Collected data entries:
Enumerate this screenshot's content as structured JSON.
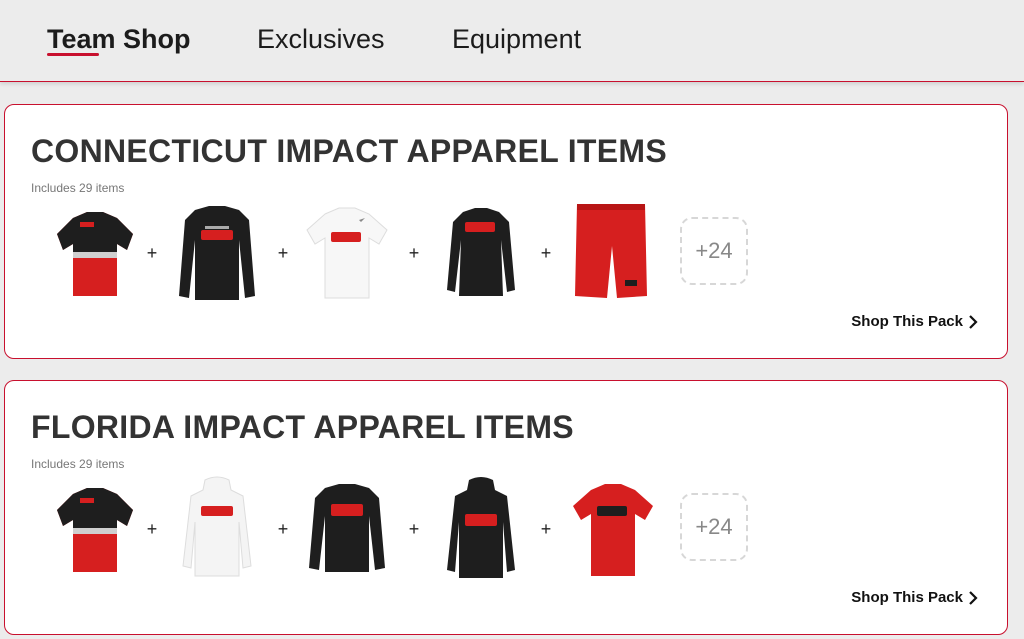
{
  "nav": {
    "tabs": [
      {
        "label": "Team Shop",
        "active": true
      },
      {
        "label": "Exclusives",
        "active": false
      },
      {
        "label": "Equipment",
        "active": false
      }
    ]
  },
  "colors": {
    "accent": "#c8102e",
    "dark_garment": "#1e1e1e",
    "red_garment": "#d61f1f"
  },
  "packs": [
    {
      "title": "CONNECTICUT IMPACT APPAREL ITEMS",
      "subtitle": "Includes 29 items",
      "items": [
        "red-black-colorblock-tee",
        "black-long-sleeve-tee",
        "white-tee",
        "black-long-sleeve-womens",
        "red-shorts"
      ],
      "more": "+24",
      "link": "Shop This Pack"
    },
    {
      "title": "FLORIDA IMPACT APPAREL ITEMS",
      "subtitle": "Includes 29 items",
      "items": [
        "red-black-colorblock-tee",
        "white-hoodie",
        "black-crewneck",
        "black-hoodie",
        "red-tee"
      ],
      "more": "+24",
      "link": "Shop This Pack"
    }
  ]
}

Short task
Repeat the material above in full and exactly, omitting the pictures.

The completed task
Enumerate this screenshot's content as structured JSON.
{
  "nav": {
    "tabs": [
      {
        "label": "Team Shop",
        "active": true
      },
      {
        "label": "Exclusives",
        "active": false
      },
      {
        "label": "Equipment",
        "active": false
      }
    ]
  },
  "colors": {
    "accent": "#c8102e",
    "dark_garment": "#1e1e1e",
    "red_garment": "#d61f1f"
  },
  "packs": [
    {
      "title": "CONNECTICUT IMPACT APPAREL ITEMS",
      "subtitle": "Includes 29 items",
      "items": [
        "red-black-colorblock-tee",
        "black-long-sleeve-tee",
        "white-tee",
        "black-long-sleeve-womens",
        "red-shorts"
      ],
      "more": "+24",
      "link": "Shop This Pack"
    },
    {
      "title": "FLORIDA IMPACT APPAREL ITEMS",
      "subtitle": "Includes 29 items",
      "items": [
        "red-black-colorblock-tee",
        "white-hoodie",
        "black-crewneck",
        "black-hoodie",
        "red-tee"
      ],
      "more": "+24",
      "link": "Shop This Pack"
    }
  ]
}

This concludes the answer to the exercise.